For this exercise, copy out each line of the material below that includes "Shutdown".

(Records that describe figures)

————————

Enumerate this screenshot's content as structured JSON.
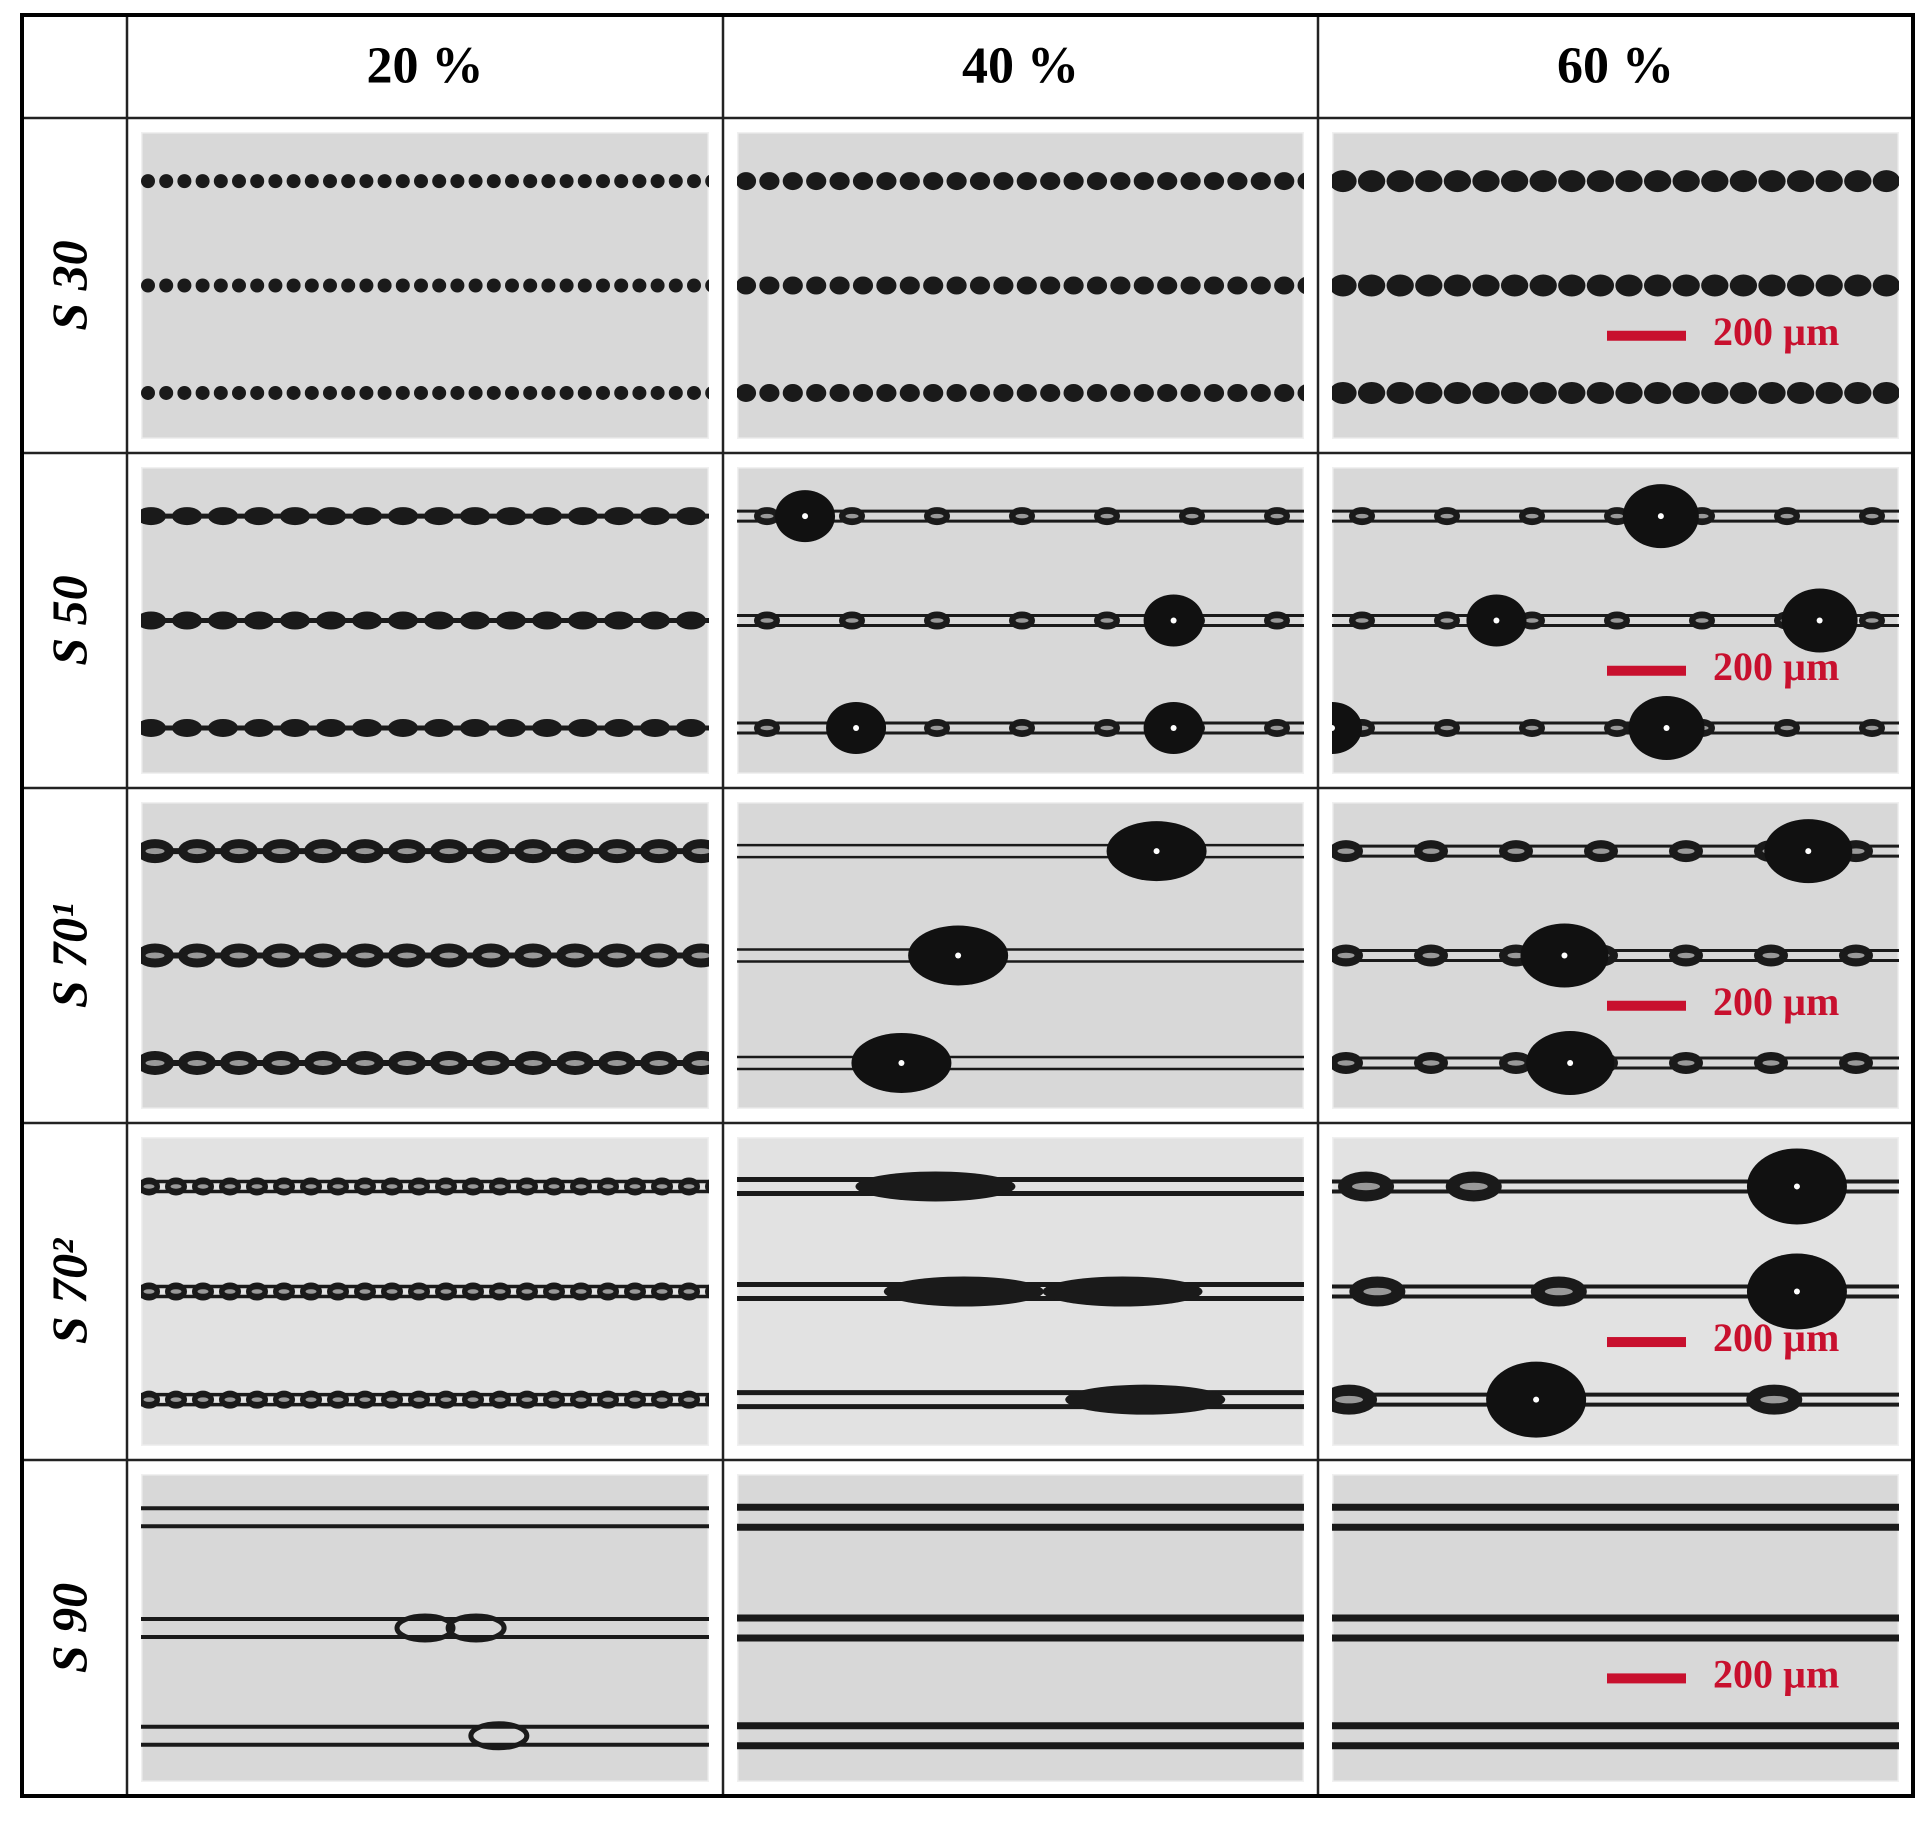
{
  "header": {
    "columns": [
      "20 %",
      "40 %",
      "60 %"
    ]
  },
  "rows": [
    {
      "label": "S 30",
      "scale_bar": "200 µm"
    },
    {
      "label": "S 50",
      "scale_bar": "200 µm"
    },
    {
      "label": "S 70¹",
      "scale_bar": "200 µm"
    },
    {
      "label": "S 70²",
      "scale_bar": "200 µm"
    },
    {
      "label": "S 90",
      "scale_bar": "200 µm"
    }
  ]
}
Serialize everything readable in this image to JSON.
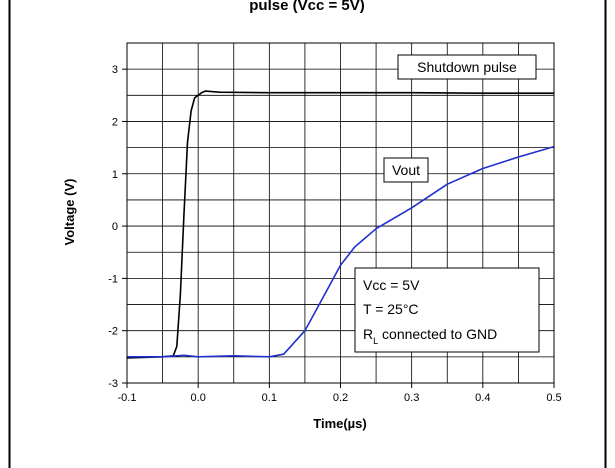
{
  "header_fragment": "pulse (Vcc = 5V)",
  "chart_data": {
    "type": "line",
    "xlabel": "Time(µs)",
    "ylabel": "Voltage (V)",
    "xlim": [
      -0.1,
      0.5
    ],
    "ylim": [
      -3,
      3.5
    ],
    "x_ticks": [
      -0.1,
      0,
      0.1,
      0.2,
      0.3,
      0.4,
      0.5
    ],
    "x_tick_labels": [
      "-0.1",
      "0.0",
      "0.1",
      "0.2",
      "0.3",
      "0.4",
      "0.5"
    ],
    "y_ticks": [
      -3,
      -2,
      -1,
      0,
      1,
      2,
      3
    ],
    "y_tick_labels": [
      "-3",
      "-2",
      "-1",
      "0",
      "1",
      "2",
      "3"
    ],
    "grid": true,
    "series": [
      {
        "name": "Shutdown pulse",
        "color": "#000000",
        "x": [
          -0.1,
          -0.05,
          -0.035,
          -0.03,
          -0.025,
          -0.02,
          -0.015,
          -0.01,
          -0.005,
          0.0,
          0.005,
          0.01,
          0.03,
          0.1,
          0.2,
          0.3,
          0.4,
          0.5
        ],
        "y": [
          -2.52,
          -2.5,
          -2.48,
          -2.3,
          -1.3,
          0.2,
          1.6,
          2.2,
          2.45,
          2.5,
          2.55,
          2.58,
          2.56,
          2.55,
          2.55,
          2.55,
          2.54,
          2.54
        ]
      },
      {
        "name": "Vout",
        "color": "#1f2fd0",
        "x": [
          -0.1,
          -0.05,
          -0.02,
          0.0,
          0.05,
          0.1,
          0.12,
          0.13,
          0.15,
          0.17,
          0.2,
          0.22,
          0.25,
          0.3,
          0.35,
          0.4,
          0.45,
          0.5
        ],
        "y": [
          -2.5,
          -2.5,
          -2.47,
          -2.5,
          -2.48,
          -2.5,
          -2.45,
          -2.3,
          -2.0,
          -1.5,
          -0.75,
          -0.4,
          -0.05,
          0.35,
          0.8,
          1.1,
          1.32,
          1.52
        ]
      }
    ],
    "annotations": {
      "shutdown_box": "Shutdown pulse",
      "vout_box": "Vout",
      "conditions": {
        "line1": "Vcc = 5V",
        "line2": "T = 25°C",
        "r_main": "R",
        "r_sub": "L",
        "r_rest": " connected to GND"
      }
    }
  }
}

————————

**Full response**:
        "name": "Shutdown pulse",
      "shutdown_box": "Shutdown pulse",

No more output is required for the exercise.